__DIRECTIONS__.
Find the lines in these entries that include the word "Days" and state how many there are, with no other words.

## begin EXTRACTED RECORDS

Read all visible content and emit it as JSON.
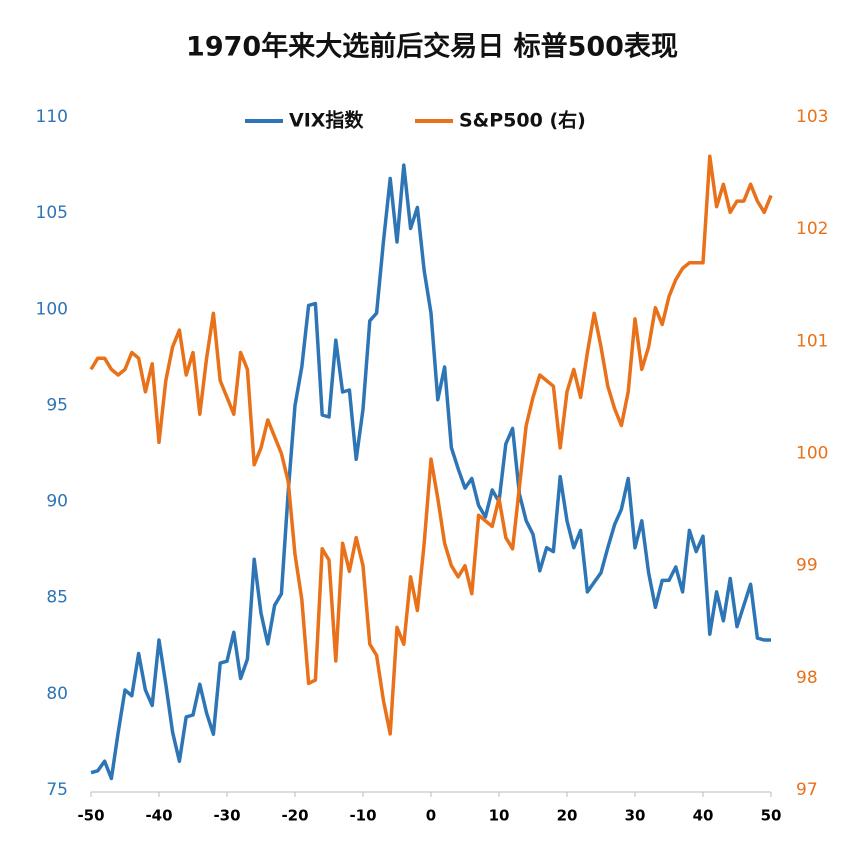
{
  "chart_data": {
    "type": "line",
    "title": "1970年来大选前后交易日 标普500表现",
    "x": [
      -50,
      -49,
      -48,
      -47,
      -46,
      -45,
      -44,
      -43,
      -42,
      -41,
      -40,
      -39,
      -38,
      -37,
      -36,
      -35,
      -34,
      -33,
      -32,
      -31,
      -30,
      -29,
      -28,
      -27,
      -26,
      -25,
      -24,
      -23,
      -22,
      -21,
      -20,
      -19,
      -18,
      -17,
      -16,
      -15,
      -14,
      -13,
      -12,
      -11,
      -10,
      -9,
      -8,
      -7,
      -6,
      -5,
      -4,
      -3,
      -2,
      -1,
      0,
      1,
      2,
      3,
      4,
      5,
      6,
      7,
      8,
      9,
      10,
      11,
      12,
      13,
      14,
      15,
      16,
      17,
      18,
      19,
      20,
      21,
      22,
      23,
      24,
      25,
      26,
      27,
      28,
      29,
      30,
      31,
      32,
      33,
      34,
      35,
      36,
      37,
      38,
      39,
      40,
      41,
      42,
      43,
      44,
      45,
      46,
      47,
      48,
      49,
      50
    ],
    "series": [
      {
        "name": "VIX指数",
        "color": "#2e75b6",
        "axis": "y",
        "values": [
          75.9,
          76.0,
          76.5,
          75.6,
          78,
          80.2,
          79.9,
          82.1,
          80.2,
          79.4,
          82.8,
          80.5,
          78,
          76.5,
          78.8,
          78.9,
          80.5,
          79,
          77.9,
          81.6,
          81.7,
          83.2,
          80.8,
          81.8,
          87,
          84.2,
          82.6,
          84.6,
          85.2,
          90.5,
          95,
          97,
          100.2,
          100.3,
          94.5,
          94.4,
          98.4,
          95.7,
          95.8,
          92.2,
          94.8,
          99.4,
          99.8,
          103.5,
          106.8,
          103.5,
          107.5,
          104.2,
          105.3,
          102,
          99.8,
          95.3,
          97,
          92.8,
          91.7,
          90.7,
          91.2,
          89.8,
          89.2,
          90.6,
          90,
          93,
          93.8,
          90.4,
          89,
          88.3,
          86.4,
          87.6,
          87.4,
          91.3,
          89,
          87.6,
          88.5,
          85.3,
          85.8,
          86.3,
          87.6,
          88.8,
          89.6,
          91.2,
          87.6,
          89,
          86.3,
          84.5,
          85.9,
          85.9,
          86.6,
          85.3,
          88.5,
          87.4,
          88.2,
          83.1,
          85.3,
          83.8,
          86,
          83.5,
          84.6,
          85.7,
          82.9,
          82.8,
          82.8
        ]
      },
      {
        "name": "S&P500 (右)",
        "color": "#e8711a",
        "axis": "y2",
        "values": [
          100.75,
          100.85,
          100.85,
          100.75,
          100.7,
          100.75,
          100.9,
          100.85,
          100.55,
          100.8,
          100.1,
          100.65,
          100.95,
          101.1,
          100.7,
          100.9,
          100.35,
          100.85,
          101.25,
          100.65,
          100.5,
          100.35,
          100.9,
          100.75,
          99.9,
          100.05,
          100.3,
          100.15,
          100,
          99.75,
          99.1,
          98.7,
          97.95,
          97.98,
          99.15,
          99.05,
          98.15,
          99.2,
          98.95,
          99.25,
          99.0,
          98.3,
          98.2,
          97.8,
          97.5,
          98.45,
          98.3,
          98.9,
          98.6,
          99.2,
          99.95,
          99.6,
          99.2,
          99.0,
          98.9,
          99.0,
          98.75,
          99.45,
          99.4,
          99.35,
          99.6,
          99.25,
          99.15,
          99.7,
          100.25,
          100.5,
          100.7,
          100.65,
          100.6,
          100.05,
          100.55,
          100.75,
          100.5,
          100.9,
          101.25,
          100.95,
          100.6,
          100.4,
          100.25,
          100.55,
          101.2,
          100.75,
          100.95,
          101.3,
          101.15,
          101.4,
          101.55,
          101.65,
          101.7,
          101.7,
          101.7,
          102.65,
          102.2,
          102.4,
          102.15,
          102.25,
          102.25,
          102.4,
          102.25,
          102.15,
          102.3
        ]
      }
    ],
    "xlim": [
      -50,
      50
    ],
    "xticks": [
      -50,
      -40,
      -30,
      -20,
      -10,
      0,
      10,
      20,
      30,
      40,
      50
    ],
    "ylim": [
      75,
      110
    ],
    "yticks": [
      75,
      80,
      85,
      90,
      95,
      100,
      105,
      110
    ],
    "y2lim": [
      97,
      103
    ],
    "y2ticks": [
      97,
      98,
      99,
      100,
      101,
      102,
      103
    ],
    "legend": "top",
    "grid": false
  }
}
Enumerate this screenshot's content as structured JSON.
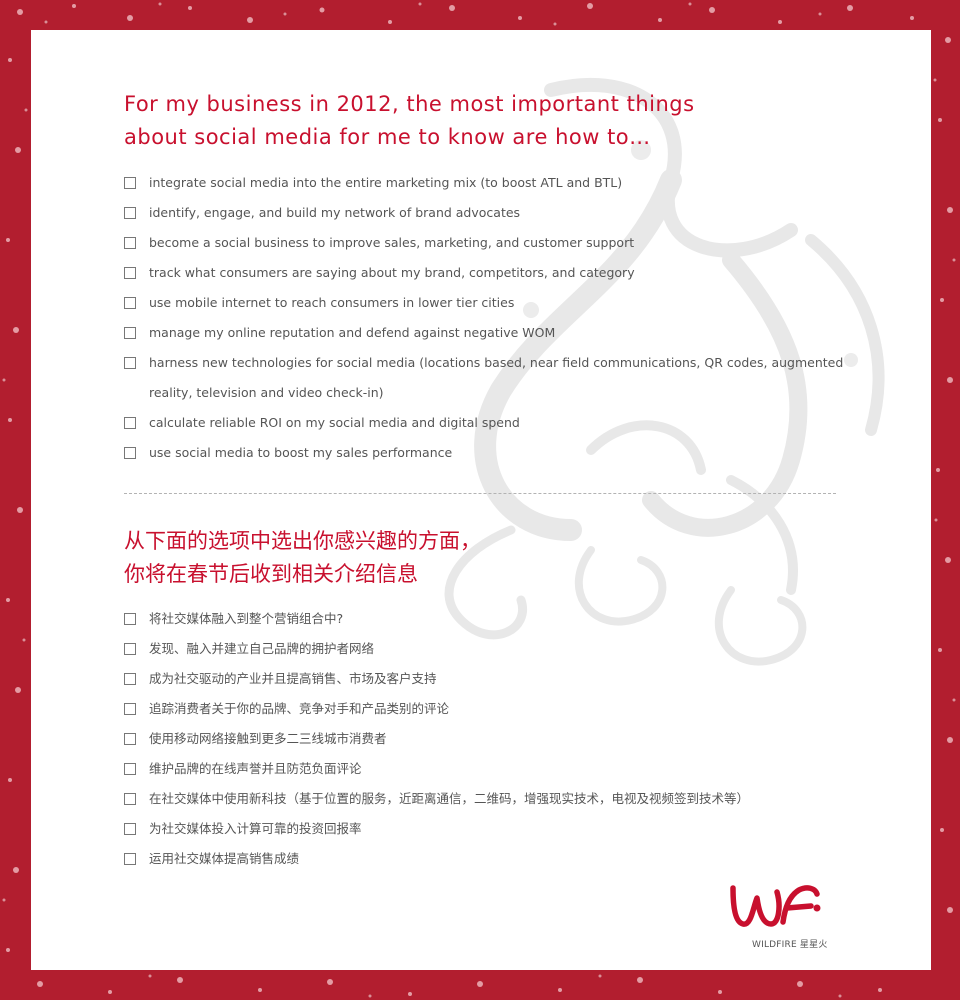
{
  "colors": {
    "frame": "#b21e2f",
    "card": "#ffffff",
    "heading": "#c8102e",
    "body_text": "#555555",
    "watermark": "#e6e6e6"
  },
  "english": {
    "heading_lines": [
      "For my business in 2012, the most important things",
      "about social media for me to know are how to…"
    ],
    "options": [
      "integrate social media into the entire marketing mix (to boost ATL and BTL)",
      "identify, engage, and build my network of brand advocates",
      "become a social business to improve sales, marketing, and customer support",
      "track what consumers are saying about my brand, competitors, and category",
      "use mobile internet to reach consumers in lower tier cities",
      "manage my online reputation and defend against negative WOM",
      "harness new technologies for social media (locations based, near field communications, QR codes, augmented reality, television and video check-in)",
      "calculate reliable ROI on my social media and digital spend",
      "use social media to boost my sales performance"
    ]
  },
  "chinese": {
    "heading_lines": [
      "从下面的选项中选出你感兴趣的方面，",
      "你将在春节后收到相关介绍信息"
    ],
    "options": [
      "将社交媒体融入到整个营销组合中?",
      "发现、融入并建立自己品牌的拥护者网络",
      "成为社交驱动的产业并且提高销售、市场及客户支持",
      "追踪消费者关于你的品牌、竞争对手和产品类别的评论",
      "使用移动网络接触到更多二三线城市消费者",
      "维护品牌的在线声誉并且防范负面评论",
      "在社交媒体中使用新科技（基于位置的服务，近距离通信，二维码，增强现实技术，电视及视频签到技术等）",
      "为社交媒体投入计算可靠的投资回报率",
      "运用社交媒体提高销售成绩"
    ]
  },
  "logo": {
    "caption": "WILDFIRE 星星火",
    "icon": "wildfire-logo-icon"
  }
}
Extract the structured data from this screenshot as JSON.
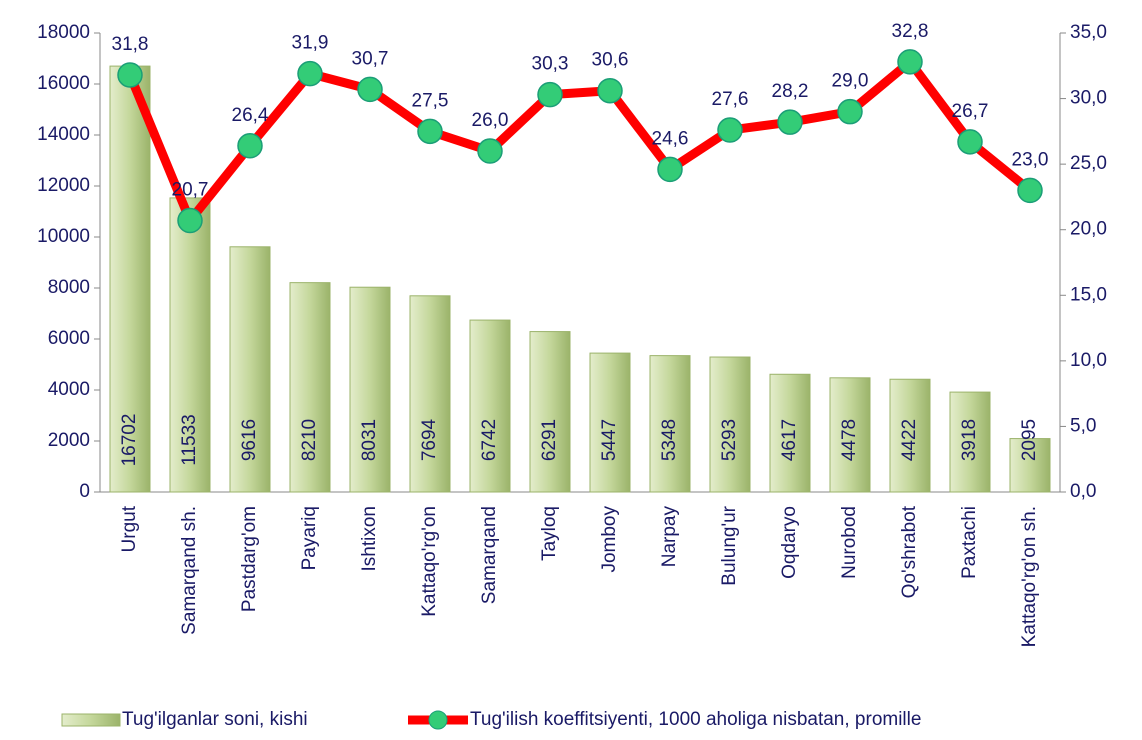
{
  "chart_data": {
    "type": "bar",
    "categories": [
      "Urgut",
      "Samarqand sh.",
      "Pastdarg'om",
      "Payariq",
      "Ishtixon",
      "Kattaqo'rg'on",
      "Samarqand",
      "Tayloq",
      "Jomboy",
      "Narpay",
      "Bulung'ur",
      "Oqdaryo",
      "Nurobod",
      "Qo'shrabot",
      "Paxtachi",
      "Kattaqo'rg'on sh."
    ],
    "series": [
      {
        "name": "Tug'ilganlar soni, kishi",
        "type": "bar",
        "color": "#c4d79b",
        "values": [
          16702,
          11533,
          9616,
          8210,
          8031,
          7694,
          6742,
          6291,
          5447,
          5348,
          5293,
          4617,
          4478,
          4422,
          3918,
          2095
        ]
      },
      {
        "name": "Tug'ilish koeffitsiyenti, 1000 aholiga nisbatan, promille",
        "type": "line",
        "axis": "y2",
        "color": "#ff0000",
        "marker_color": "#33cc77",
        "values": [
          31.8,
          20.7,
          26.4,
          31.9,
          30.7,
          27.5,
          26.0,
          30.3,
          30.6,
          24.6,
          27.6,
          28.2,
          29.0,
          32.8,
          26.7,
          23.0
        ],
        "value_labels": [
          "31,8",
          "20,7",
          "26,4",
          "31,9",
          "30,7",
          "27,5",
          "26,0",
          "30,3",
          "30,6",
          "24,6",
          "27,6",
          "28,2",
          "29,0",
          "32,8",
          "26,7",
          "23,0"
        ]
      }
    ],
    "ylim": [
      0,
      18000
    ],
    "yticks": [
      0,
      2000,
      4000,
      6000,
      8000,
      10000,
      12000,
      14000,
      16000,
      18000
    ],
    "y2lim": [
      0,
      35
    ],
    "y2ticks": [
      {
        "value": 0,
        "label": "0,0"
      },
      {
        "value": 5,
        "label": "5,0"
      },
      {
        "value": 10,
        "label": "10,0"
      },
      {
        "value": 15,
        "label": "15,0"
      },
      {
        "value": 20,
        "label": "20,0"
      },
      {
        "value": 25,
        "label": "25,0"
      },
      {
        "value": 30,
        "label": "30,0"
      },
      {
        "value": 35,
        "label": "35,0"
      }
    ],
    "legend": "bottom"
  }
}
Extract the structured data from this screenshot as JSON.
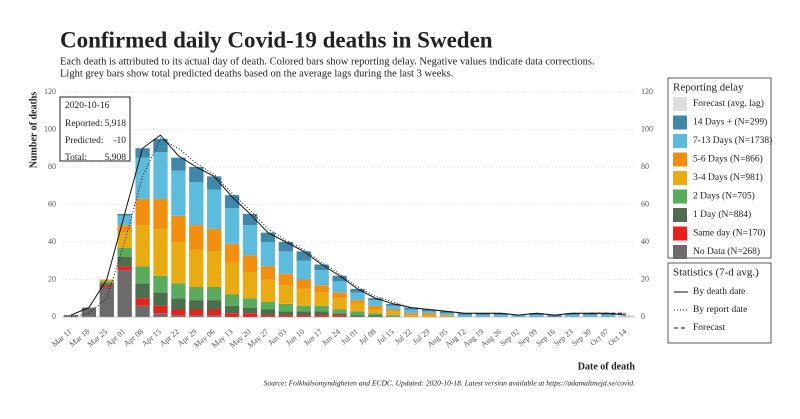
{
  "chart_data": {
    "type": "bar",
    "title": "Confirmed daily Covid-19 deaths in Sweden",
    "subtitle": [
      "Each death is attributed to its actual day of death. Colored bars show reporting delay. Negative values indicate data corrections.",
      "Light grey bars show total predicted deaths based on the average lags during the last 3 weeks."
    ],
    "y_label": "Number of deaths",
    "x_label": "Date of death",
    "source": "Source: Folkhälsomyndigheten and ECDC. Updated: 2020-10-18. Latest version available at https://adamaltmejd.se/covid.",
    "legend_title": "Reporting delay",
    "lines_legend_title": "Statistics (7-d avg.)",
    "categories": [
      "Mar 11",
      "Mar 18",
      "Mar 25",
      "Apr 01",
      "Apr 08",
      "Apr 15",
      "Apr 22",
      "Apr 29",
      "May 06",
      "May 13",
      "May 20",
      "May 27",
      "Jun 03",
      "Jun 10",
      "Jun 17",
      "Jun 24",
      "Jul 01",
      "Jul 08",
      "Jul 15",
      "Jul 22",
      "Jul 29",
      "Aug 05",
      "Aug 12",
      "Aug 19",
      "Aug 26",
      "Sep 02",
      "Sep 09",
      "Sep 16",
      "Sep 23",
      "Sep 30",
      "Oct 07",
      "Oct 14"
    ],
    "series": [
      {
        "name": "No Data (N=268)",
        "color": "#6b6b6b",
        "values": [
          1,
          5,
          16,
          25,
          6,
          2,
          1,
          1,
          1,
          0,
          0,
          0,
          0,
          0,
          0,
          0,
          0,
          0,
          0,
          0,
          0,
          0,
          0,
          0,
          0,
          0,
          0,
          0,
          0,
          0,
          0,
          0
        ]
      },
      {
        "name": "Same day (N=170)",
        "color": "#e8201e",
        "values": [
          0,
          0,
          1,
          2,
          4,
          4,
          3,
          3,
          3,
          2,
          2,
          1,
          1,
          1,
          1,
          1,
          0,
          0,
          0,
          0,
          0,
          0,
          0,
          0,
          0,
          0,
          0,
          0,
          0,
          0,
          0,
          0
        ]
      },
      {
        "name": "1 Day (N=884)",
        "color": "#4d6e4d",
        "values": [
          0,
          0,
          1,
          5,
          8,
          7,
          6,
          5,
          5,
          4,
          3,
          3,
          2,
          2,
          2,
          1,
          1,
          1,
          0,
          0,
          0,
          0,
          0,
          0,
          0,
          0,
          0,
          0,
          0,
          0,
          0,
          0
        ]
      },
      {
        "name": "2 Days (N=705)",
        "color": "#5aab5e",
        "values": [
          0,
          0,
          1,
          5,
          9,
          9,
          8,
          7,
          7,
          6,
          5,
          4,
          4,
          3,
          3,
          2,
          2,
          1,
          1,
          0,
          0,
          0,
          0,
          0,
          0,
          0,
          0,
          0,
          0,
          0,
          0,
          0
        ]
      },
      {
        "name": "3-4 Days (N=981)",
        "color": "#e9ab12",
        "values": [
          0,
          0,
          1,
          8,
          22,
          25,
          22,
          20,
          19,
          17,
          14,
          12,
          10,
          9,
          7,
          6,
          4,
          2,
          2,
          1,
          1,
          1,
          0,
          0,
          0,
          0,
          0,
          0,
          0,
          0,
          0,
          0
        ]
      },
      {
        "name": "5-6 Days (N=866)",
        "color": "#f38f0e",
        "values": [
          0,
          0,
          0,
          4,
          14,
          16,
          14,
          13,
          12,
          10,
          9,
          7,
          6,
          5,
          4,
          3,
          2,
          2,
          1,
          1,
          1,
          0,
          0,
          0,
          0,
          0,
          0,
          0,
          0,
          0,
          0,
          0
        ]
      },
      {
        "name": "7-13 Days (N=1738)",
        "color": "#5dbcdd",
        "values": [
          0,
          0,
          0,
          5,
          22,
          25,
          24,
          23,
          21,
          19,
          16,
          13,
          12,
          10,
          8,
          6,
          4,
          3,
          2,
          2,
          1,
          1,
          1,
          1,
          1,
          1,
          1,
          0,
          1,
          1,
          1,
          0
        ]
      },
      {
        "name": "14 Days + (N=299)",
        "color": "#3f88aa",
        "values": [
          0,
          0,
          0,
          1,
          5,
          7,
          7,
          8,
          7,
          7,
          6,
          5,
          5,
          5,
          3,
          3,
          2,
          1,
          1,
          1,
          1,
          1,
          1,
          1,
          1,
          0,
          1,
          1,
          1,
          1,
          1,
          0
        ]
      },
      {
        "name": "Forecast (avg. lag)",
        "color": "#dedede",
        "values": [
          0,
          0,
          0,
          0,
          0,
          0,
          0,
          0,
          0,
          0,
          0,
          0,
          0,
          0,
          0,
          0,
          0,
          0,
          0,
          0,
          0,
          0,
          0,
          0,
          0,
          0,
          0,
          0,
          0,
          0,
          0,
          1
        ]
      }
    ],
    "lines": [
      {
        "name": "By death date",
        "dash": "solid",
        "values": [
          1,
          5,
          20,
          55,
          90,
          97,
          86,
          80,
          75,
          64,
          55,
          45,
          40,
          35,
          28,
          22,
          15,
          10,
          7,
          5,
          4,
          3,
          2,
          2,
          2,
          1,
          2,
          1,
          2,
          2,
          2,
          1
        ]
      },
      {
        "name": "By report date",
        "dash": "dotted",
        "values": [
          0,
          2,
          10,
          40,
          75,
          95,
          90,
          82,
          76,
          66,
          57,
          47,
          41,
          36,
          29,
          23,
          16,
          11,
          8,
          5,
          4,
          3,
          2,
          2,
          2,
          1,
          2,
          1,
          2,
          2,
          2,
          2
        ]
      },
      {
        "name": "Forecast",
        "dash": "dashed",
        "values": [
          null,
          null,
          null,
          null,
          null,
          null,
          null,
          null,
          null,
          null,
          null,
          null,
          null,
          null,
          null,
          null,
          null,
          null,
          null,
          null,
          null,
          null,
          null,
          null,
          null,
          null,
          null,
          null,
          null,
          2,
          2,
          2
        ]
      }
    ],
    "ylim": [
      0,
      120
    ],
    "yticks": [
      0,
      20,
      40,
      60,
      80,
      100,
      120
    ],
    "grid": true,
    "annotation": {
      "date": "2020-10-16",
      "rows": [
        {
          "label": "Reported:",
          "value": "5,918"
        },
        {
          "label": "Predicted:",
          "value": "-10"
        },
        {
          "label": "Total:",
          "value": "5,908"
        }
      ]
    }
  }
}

## end EXTRACTED RECORDS

__RESULT OF THIS EXERCISE__.
5